Goal: From the records below, copy every line that contains the word "nand".
— Start Material provided —
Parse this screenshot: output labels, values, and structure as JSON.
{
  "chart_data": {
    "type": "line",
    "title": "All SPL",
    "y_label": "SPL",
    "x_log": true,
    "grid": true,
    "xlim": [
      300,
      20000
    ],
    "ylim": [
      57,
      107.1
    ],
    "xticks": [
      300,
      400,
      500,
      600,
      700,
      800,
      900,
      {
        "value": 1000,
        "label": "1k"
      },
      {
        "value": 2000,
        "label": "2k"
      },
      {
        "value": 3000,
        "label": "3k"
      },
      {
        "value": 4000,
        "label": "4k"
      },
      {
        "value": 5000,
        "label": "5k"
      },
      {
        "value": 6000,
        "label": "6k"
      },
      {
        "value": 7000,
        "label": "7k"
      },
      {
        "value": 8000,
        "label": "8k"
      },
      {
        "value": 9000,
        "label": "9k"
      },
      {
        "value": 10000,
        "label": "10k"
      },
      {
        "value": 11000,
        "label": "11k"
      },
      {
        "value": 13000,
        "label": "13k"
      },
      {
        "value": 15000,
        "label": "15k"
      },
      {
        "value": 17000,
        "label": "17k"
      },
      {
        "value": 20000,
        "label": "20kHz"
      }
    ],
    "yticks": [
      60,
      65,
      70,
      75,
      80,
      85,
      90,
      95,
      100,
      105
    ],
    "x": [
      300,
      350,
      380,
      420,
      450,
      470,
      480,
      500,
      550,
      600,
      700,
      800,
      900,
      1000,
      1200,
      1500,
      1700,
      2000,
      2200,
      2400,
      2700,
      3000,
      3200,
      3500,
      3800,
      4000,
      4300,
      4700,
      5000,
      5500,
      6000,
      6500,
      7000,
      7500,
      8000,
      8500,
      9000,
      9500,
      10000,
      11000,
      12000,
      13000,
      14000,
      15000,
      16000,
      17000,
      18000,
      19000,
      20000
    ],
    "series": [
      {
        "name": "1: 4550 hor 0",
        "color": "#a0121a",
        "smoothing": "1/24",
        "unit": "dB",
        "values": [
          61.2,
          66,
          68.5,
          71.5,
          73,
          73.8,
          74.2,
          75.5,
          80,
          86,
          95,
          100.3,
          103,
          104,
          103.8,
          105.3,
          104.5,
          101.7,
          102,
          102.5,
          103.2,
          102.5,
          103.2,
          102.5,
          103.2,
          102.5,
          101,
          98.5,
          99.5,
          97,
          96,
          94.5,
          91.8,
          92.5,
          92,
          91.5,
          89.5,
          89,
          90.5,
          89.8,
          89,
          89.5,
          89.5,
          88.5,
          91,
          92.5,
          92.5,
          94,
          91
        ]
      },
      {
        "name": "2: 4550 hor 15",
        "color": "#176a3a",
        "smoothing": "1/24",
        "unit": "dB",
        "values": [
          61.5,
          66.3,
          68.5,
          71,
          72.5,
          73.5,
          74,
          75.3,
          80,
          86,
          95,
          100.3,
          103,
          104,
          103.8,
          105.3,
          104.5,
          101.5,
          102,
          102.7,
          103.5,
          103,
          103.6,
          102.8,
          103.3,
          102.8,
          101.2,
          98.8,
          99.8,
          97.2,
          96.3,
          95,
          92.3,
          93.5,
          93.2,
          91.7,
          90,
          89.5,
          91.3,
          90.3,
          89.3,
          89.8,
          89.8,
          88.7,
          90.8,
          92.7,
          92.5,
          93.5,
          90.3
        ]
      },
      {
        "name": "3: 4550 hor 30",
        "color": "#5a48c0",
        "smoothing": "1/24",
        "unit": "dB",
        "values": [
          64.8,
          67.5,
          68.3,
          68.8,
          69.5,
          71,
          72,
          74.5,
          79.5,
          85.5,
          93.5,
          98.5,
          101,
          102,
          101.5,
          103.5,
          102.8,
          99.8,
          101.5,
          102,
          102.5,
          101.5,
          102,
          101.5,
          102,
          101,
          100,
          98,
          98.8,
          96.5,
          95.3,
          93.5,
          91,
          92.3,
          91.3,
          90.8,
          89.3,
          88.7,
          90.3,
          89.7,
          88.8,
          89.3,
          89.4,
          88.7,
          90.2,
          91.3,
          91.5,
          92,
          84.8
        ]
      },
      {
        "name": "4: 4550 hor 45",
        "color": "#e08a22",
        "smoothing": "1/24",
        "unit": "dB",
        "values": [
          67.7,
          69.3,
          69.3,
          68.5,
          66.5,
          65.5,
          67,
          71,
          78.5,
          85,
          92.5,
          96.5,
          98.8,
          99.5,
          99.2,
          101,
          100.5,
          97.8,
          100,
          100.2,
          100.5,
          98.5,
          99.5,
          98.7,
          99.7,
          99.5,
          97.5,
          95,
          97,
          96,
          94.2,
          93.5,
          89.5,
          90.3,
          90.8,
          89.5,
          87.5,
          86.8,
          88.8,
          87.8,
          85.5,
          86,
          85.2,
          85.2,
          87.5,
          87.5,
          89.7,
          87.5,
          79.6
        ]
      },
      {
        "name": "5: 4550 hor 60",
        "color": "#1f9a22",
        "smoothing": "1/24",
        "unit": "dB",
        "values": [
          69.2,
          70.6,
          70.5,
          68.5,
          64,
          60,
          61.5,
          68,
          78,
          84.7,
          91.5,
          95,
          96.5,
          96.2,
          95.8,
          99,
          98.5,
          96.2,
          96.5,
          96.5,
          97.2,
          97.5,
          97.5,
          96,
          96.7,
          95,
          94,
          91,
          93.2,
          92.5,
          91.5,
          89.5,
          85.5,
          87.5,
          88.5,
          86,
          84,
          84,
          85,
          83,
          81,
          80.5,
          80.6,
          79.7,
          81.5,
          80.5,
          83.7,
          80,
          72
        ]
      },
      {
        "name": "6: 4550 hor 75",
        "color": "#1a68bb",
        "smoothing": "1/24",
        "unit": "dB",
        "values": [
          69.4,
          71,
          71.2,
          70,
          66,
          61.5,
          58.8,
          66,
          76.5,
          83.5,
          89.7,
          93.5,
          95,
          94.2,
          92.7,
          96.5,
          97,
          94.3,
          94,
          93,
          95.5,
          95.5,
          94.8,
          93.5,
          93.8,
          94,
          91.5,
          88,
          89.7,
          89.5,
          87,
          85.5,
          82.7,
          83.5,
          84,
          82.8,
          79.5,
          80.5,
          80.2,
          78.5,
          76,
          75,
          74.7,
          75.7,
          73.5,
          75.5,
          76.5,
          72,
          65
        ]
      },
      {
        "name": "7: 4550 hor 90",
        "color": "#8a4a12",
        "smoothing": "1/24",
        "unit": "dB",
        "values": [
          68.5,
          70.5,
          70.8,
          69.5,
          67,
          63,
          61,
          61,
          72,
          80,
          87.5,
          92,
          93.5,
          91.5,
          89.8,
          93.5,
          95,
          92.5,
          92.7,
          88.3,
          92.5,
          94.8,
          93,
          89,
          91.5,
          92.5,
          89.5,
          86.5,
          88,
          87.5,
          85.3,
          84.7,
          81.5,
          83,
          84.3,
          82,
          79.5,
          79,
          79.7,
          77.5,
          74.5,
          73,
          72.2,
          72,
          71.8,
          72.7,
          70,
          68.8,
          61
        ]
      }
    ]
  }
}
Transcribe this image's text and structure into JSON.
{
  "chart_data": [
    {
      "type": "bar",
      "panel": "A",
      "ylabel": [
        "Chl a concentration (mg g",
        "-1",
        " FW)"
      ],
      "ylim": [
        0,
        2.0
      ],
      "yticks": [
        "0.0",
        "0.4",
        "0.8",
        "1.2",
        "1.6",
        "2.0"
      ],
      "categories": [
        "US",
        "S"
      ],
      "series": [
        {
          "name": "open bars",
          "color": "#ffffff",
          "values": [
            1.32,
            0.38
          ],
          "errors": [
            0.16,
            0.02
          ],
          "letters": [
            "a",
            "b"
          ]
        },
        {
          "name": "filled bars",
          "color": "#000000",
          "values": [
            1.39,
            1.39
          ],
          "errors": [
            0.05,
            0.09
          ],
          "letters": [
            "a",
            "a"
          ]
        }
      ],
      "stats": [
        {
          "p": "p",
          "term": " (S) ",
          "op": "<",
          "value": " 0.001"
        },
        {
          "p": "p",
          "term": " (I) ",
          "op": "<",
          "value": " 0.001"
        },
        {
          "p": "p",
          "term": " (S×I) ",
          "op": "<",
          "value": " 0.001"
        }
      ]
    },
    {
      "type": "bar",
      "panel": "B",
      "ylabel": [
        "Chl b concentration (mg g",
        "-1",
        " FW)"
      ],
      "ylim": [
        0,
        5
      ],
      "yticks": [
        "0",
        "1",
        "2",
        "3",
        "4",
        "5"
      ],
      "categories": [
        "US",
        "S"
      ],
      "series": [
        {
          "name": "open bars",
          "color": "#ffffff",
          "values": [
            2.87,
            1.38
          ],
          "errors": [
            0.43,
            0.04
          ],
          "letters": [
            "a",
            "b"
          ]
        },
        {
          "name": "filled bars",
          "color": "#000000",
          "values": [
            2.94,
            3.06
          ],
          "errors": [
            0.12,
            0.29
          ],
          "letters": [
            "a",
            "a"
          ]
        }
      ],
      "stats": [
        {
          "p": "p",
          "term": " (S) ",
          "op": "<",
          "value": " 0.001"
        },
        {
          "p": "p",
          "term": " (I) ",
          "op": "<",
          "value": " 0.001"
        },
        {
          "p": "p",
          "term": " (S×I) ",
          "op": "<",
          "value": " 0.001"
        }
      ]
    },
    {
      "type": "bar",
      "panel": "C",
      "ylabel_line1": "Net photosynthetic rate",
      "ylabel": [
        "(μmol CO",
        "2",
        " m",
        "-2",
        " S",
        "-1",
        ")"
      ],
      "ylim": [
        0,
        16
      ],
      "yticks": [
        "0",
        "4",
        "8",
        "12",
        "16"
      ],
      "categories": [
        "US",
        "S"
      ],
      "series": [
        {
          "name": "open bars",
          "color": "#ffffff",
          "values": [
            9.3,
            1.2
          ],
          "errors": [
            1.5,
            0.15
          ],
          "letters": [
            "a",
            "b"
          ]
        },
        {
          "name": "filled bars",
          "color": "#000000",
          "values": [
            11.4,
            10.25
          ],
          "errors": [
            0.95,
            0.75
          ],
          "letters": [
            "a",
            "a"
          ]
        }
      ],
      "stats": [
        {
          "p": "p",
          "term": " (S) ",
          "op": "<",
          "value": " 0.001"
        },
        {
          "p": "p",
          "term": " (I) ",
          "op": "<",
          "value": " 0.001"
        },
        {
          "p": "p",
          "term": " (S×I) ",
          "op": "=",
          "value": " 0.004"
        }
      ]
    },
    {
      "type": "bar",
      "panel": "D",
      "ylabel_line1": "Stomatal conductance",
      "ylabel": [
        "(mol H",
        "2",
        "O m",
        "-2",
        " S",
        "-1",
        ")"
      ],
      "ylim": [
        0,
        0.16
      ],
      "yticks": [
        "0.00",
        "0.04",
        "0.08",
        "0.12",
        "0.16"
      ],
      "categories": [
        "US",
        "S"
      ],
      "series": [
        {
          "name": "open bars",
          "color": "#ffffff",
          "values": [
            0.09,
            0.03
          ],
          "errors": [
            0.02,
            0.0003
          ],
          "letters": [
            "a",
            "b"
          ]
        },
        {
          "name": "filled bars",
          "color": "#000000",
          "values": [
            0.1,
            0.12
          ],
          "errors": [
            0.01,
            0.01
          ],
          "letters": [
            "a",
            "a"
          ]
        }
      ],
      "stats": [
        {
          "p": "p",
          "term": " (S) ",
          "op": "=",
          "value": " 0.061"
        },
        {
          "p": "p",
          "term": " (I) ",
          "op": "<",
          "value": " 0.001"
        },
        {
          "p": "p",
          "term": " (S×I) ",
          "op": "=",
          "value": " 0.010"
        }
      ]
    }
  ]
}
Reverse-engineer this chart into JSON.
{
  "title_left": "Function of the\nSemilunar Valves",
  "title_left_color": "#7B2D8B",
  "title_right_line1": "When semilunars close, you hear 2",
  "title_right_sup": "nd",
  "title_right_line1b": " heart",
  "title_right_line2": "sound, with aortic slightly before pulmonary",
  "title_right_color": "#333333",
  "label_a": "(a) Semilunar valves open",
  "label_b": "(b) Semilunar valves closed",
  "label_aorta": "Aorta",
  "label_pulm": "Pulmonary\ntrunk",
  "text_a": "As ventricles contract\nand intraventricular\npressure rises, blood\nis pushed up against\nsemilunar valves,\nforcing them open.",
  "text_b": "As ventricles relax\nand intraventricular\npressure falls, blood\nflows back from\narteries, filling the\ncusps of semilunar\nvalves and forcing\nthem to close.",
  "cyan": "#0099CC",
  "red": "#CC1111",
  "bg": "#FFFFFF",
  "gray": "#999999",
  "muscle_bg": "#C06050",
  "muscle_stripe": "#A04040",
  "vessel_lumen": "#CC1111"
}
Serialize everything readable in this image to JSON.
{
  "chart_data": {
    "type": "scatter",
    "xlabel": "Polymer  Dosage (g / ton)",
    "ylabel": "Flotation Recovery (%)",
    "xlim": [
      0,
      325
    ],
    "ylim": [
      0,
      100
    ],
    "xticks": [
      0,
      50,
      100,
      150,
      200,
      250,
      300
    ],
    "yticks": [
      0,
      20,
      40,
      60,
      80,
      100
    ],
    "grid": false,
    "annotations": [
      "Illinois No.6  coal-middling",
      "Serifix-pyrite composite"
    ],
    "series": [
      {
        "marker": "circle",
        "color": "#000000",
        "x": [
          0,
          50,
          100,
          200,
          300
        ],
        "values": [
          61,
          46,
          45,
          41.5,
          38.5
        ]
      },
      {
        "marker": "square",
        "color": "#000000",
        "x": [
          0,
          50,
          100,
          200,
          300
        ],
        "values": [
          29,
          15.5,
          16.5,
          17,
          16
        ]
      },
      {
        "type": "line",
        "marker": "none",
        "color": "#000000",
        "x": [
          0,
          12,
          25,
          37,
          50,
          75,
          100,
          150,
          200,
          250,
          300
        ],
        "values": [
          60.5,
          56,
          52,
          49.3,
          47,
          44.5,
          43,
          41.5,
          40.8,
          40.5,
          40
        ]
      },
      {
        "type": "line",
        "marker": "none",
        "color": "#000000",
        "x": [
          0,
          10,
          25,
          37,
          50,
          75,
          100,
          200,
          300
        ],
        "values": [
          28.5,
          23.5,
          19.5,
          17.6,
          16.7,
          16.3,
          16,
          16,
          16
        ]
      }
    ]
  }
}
— End Material provided —
Problem solution:
  "text_a": "As ventricles contract\nand intraventricular\npressure rises, blood\nis pushed up against\nsemilunar valves,\nforcing them open.",
  "text_b": "As ventricles relax\nand intraventricular\npressure falls, blood\nflows back from\narteries, filling the\ncusps of semilunar\nvalves and forcing\nthem to close.",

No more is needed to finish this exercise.